**What you have to do**
Find every line in the records that holds the string "mandado". Copy each one.

**Provided entries**
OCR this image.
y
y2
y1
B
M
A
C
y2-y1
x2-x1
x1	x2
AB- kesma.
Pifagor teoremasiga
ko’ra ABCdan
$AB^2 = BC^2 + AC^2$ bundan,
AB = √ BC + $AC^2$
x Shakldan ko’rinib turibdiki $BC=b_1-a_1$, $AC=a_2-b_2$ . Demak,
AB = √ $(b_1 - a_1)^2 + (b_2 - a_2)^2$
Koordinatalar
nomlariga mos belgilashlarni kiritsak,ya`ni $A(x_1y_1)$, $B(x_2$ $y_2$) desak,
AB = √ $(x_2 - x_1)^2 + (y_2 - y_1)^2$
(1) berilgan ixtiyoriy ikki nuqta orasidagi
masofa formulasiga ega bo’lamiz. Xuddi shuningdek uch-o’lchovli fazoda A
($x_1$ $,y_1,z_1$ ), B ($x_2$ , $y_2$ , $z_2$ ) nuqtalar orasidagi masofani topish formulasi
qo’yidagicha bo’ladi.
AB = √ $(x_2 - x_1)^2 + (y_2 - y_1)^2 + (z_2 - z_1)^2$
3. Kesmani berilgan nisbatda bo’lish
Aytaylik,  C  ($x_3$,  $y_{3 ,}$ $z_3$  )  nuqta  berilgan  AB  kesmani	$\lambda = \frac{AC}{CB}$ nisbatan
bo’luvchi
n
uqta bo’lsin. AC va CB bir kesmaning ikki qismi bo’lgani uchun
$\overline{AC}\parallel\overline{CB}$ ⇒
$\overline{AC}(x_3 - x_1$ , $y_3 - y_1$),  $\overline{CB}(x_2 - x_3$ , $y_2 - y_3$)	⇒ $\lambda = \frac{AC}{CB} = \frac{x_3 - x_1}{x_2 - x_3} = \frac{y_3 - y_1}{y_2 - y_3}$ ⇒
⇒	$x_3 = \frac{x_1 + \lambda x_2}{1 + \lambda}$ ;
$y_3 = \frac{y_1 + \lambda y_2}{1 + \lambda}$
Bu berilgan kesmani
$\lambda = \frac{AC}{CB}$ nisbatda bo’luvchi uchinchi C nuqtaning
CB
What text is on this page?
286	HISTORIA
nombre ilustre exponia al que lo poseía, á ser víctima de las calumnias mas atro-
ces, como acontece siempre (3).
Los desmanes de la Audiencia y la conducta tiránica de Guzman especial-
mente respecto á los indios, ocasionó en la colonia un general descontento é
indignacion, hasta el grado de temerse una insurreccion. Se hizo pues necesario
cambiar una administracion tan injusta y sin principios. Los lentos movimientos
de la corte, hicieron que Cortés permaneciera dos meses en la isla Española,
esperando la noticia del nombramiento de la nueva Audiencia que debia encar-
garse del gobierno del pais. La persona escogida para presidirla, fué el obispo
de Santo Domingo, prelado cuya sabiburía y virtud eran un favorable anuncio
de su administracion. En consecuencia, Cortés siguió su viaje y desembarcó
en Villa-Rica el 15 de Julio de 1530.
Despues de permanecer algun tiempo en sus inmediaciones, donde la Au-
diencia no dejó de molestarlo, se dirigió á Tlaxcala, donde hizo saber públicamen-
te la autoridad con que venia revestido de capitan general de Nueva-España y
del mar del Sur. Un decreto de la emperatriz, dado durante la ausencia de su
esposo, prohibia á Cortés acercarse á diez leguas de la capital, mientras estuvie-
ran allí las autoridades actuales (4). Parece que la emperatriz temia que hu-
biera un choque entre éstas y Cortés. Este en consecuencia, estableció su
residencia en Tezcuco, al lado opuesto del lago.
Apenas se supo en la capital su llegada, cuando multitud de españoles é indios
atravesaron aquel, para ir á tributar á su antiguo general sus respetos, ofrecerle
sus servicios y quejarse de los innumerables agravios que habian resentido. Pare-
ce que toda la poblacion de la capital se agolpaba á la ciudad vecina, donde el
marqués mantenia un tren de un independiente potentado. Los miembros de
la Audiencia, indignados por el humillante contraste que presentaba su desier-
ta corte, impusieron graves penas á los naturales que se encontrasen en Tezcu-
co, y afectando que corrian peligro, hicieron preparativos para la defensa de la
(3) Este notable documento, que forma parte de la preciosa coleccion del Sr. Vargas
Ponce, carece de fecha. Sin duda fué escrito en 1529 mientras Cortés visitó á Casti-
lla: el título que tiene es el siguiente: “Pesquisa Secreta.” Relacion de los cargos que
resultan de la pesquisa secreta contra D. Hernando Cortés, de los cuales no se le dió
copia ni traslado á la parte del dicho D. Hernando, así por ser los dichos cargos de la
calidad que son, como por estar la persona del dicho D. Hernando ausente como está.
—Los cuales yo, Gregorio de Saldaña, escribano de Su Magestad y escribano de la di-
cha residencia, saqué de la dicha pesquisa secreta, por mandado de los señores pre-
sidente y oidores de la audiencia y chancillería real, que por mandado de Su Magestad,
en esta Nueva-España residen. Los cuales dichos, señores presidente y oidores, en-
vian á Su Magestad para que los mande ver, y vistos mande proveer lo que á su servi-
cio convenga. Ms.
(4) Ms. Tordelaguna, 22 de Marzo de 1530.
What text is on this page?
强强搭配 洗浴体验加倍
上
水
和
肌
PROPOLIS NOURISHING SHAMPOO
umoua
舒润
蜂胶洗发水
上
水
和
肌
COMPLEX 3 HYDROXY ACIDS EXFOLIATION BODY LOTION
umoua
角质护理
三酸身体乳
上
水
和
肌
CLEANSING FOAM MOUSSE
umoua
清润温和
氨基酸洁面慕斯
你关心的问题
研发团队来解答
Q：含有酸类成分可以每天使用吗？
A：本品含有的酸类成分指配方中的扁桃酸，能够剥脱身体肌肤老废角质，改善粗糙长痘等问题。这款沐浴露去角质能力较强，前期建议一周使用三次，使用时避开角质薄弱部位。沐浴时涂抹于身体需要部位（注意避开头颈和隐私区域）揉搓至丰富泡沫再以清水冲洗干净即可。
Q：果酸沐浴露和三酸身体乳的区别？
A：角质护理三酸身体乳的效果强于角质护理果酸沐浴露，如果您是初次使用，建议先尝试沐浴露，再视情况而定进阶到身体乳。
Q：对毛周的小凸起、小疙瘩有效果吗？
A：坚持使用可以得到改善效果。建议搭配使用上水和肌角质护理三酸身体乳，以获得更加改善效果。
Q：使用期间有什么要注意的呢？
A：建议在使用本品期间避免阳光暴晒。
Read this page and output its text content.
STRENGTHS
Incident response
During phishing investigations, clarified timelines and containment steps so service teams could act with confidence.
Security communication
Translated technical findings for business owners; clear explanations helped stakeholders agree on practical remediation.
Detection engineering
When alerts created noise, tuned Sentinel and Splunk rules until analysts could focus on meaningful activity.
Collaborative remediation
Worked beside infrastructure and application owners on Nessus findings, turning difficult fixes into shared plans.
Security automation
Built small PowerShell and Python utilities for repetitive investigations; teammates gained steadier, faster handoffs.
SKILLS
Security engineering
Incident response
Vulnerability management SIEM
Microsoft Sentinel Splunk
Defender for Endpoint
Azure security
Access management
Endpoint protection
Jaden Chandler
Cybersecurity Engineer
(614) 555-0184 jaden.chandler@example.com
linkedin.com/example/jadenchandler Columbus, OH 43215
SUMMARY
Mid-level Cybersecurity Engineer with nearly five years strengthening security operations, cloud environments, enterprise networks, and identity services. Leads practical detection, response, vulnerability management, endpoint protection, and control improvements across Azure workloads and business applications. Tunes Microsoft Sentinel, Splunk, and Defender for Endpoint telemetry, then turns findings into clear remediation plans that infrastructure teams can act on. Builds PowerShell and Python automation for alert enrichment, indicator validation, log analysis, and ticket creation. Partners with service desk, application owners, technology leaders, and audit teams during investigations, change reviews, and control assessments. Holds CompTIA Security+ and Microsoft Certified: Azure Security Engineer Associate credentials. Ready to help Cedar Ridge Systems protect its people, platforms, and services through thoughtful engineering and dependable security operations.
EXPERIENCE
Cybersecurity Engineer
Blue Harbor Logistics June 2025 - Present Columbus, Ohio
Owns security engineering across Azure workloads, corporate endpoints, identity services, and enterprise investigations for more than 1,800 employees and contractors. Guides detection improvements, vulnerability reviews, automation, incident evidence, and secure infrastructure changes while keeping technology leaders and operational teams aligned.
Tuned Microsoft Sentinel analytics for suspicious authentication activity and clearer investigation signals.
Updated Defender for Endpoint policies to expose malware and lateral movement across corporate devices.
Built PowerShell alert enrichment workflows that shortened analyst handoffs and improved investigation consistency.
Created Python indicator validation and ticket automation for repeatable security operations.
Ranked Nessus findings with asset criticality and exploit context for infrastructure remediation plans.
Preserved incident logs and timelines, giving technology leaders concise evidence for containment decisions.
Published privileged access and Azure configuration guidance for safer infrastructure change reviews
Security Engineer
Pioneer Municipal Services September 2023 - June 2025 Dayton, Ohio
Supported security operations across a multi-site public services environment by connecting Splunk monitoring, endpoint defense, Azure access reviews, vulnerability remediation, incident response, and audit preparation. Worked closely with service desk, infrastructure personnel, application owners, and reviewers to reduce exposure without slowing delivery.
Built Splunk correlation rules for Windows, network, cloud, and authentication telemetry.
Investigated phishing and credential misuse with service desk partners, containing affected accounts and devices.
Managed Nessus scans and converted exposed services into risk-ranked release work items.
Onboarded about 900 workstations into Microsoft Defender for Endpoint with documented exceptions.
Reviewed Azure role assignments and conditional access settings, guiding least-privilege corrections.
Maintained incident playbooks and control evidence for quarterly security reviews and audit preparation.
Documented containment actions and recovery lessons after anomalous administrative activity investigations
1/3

**Answer**
cha residencia, saqué de la dicha pesquisa secreta, por mandado de los señores pre-
sidente y oidores de la audiencia y chancillería real, que por mandado de Su Magestad,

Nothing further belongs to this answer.